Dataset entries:
* * * * *

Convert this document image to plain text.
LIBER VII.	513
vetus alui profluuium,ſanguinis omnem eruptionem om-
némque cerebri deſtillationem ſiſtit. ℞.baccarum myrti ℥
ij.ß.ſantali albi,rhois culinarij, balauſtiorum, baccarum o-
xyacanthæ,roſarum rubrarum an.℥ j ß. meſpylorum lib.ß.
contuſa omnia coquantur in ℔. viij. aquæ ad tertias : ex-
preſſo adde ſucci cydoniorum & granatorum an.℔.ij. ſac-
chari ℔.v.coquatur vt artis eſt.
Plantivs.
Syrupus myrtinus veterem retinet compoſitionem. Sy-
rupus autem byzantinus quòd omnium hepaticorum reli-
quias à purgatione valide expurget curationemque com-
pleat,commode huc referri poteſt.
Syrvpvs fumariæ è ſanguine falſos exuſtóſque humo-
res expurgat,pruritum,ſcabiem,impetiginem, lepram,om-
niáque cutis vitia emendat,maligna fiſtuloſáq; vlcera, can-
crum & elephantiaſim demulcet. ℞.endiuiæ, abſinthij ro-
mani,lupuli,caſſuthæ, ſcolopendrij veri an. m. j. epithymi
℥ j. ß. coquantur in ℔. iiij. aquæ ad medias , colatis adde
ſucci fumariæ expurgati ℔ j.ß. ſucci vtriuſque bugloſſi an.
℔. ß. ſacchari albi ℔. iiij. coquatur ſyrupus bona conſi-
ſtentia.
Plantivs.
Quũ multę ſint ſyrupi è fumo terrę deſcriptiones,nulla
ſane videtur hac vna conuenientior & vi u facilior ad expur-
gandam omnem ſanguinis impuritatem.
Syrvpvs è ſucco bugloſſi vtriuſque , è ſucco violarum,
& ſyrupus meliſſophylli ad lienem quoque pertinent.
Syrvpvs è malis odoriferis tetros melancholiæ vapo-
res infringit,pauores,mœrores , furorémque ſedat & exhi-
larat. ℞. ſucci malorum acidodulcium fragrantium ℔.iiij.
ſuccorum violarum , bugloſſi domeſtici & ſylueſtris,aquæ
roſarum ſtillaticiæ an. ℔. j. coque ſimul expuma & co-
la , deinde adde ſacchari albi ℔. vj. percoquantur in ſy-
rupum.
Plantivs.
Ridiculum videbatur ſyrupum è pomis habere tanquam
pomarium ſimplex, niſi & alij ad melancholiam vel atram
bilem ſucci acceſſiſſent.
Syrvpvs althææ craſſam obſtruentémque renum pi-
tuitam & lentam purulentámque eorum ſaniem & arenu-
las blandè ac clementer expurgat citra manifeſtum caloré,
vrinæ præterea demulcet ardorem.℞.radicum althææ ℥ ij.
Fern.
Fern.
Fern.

* * * * *

Output all preceding records character for character.

Convert this document image to plain text.
LIBER VII.	513
vetus alui profluuium,ſanguinis omnem eruptionem om-
némque cerebri deſtillationem ſiſtit. ℞.baccarum myrti ℥
ij.ß.ſantali albi,rhois culinarij, balauſtiorum, baccarum o-
xyacanthæ,roſarum rubrarum an.℥ j ß. meſpylorum lib.ß.
contuſa omnia coquantur in ℔. viij. aquæ ad tertias : ex-
preſſo adde ſucci cydoniorum & granatorum an.℔.ij. ſac-
chari ℔.v.coquatur vt artis eſt.
Plantivs.
Syrupus myrtinus veterem retinet compoſitionem. Sy-
rupus autem byzantinus quòd omnium hepaticorum reli-
quias à purgatione valide expurget curationemque com-
pleat,commode huc referri poteſt.
Syrvpvs fumariæ è ſanguine falſos exuſtóſque humo-
res expurgat,pruritum,ſcabiem,impetiginem, lepram,om-
niáque cutis vitia emendat,maligna fiſtuloſáq; vlcera, can-
crum & elephantiaſim demulcet. ℞.endiuiæ, abſinthij ro-
mani,lupuli,caſſuthæ, ſcolopendrij veri an. m. j. epithymi
℥ j. ß. coquantur in ℔. iiij. aquæ ad medias , colatis adde
ſucci fumariæ expurgati ℔ j.ß. ſucci vtriuſque bugloſſi an.
℔. ß. ſacchari albi ℔. iiij. coquatur ſyrupus bona conſi-
ſtentia.
Plantivs.
Quũ multę ſint ſyrupi è fumo terrę deſcriptiones,nulla
ſane videtur hac vna conuenientior & vi u facilior ad expur-
gandam omnem ſanguinis impuritatem.
Syrvpvs è ſucco bugloſſi vtriuſque , è ſucco violarum,
& ſyrupus meliſſophylli ad lienem quoque pertinent.
Syrvpvs è malis odoriferis tetros melancholiæ vapo-
res infringit,pauores,mœrores , furorémque ſedat & exhi-
larat. ℞. ſucci malorum acidodulcium fragrantium ℔.iiij.
ſuccorum violarum , bugloſſi domeſtici & ſylueſtris,aquæ
roſarum ſtillaticiæ an. ℔. j. coque ſimul expuma & co-
la , deinde adde ſacchari albi ℔. vj. percoquantur in ſy-
rupum.
Plantivs.
Ridiculum videbatur ſyrupum è pomis habere tanquam
pomarium ſimplex, niſi & alij ad melancholiam vel atram
bilem ſucci acceſſiſſent.
Syrvpvs althææ craſſam obſtruentémque renum pi-
tuitam & lentam purulentámque eorum ſaniem & arenu-
las blandè ac clementer expurgat citra manifeſtum caloré,
vrinæ præterea demulcet ardorem.℞.radicum althææ ℥ ij.
Fern.
Fern.
Fern.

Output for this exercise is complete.